• GIVEN EXERCISE
Write out every line below that includes the word "color".

Records from a data collection:

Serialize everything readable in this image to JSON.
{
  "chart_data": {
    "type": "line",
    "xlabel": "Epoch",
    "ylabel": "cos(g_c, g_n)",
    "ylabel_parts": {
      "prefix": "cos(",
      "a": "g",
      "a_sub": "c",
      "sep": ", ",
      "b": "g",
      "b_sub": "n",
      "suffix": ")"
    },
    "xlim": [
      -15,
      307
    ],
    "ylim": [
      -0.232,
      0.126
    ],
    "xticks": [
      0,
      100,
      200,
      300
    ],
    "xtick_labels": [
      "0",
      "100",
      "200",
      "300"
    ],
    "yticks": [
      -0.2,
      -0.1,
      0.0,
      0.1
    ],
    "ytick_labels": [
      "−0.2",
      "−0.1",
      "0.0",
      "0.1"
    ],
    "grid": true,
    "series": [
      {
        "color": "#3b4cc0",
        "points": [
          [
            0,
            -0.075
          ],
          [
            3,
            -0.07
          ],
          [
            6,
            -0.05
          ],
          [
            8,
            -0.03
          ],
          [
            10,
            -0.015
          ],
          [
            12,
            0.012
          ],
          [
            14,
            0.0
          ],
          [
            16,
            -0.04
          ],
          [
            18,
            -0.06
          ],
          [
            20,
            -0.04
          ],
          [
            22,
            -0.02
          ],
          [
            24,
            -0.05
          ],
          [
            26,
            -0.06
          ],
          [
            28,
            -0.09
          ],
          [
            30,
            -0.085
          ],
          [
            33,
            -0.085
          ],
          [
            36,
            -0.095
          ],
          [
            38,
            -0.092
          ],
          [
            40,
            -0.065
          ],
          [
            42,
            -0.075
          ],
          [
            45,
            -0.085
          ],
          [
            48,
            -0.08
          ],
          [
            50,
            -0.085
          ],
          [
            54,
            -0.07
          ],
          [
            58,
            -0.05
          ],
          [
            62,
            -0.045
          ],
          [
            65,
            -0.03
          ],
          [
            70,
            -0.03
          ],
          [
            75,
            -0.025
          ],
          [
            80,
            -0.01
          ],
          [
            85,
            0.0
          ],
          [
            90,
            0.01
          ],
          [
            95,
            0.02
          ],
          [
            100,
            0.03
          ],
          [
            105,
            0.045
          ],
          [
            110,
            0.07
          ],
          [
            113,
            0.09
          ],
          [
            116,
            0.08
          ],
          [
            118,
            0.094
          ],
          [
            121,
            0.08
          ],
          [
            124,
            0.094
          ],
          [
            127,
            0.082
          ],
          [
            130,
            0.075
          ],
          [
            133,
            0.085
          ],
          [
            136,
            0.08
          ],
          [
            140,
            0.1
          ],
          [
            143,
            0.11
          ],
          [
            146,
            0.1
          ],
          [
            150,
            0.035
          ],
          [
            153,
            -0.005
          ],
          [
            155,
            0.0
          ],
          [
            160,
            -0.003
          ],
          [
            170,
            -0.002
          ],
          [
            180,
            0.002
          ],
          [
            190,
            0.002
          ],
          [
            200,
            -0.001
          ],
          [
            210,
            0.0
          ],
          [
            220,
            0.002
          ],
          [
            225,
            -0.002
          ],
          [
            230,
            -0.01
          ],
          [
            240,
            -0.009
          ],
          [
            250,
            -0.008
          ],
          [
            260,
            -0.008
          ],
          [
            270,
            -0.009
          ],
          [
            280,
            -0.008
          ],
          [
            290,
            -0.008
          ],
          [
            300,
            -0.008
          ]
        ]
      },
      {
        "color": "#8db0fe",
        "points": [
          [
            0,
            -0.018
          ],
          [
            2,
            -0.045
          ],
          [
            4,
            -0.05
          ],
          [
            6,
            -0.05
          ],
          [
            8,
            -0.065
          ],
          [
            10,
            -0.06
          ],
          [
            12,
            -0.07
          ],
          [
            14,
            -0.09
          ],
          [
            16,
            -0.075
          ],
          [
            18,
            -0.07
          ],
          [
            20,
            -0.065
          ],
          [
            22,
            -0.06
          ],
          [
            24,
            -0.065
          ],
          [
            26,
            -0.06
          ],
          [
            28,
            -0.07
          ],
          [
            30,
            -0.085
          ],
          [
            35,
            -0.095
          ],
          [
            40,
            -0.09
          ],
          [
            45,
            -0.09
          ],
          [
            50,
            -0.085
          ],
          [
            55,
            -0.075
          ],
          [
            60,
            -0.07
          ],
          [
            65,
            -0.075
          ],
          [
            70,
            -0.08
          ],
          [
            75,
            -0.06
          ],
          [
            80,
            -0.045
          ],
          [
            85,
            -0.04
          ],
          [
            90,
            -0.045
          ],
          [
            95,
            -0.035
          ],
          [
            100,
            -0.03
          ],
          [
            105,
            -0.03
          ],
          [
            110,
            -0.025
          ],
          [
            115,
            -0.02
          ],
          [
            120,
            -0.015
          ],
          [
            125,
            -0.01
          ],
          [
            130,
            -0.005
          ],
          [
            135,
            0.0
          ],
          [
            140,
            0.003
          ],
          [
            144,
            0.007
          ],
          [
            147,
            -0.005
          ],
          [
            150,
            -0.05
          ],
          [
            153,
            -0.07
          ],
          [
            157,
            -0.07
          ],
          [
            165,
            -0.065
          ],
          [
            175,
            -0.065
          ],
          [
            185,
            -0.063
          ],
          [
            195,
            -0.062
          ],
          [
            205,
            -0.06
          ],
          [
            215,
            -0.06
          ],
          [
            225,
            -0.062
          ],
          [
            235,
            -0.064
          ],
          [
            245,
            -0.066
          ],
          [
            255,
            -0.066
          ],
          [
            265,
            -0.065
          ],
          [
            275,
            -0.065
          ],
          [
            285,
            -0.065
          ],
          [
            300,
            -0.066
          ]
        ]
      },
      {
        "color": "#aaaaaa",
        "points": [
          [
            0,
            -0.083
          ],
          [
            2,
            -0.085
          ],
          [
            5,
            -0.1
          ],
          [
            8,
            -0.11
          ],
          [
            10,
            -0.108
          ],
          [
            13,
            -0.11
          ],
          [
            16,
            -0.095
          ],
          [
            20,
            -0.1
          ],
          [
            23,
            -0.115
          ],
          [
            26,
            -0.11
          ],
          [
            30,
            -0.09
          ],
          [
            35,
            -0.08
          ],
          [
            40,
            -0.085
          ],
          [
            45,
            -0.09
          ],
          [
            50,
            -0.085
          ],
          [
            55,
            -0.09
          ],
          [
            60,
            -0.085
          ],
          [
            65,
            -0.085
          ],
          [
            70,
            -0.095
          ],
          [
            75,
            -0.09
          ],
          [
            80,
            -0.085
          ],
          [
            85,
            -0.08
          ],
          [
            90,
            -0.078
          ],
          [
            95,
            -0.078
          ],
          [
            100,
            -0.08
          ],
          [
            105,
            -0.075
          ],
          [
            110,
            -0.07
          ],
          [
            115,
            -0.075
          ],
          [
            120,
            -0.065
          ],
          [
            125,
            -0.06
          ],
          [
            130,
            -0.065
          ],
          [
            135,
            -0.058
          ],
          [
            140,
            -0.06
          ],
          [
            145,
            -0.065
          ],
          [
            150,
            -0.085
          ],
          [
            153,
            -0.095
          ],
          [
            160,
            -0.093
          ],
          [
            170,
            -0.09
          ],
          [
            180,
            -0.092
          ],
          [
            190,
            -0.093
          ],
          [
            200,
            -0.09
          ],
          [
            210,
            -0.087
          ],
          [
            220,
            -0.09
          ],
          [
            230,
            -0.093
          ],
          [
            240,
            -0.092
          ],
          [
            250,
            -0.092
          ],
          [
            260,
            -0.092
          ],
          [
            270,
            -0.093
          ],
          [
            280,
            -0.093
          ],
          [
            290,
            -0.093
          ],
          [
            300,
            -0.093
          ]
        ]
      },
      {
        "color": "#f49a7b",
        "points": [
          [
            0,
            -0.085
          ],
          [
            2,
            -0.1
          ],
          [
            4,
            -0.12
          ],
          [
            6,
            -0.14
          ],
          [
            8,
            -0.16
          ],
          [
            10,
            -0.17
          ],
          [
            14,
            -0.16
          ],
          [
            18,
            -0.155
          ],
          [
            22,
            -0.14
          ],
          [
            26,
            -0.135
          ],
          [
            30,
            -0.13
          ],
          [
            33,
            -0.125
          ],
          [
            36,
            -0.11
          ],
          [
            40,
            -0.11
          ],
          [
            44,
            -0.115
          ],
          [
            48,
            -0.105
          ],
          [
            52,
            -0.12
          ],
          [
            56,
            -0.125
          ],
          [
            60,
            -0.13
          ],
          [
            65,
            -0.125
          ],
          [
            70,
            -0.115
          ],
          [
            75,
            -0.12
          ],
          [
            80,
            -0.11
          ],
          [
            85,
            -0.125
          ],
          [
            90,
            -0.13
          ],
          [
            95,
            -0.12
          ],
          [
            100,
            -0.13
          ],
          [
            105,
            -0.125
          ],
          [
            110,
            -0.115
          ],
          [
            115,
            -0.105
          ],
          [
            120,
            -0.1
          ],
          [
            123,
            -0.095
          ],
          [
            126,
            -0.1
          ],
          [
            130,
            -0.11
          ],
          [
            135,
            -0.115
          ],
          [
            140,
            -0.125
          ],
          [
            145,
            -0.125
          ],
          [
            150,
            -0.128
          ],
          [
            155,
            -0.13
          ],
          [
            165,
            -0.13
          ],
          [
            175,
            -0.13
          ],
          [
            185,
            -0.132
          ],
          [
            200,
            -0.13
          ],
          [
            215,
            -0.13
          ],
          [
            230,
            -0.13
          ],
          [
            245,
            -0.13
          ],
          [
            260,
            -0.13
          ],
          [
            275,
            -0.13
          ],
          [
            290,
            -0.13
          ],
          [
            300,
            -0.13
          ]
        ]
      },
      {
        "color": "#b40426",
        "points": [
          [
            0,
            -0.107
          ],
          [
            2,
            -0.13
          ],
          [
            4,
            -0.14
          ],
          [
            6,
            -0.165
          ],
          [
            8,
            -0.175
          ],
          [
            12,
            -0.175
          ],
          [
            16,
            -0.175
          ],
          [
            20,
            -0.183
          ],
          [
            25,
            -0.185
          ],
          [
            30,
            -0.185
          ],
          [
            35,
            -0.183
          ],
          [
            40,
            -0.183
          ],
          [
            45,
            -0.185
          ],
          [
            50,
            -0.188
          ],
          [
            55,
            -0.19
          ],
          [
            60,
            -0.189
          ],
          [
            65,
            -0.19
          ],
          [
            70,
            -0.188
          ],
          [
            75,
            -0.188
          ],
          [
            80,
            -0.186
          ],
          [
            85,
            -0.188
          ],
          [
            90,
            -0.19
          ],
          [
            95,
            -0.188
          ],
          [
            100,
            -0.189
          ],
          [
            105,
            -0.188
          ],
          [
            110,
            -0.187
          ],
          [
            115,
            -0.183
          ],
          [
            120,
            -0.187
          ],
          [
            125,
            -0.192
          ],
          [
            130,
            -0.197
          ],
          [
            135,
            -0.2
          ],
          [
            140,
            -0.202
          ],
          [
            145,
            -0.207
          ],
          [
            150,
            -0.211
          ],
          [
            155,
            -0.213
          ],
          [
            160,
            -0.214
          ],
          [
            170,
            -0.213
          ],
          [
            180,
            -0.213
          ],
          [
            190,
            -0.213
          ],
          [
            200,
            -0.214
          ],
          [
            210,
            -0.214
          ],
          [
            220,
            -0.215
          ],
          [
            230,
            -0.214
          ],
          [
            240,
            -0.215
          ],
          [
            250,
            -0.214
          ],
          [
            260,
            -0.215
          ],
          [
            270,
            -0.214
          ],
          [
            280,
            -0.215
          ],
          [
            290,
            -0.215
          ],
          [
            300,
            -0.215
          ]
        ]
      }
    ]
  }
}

• ANSWER TO THE TASK
        "color": "#3b4cc0",
        "color": "#8db0fe",
        "color": "#aaaaaa",
        "color": "#f49a7b",
        "color": "#b40426",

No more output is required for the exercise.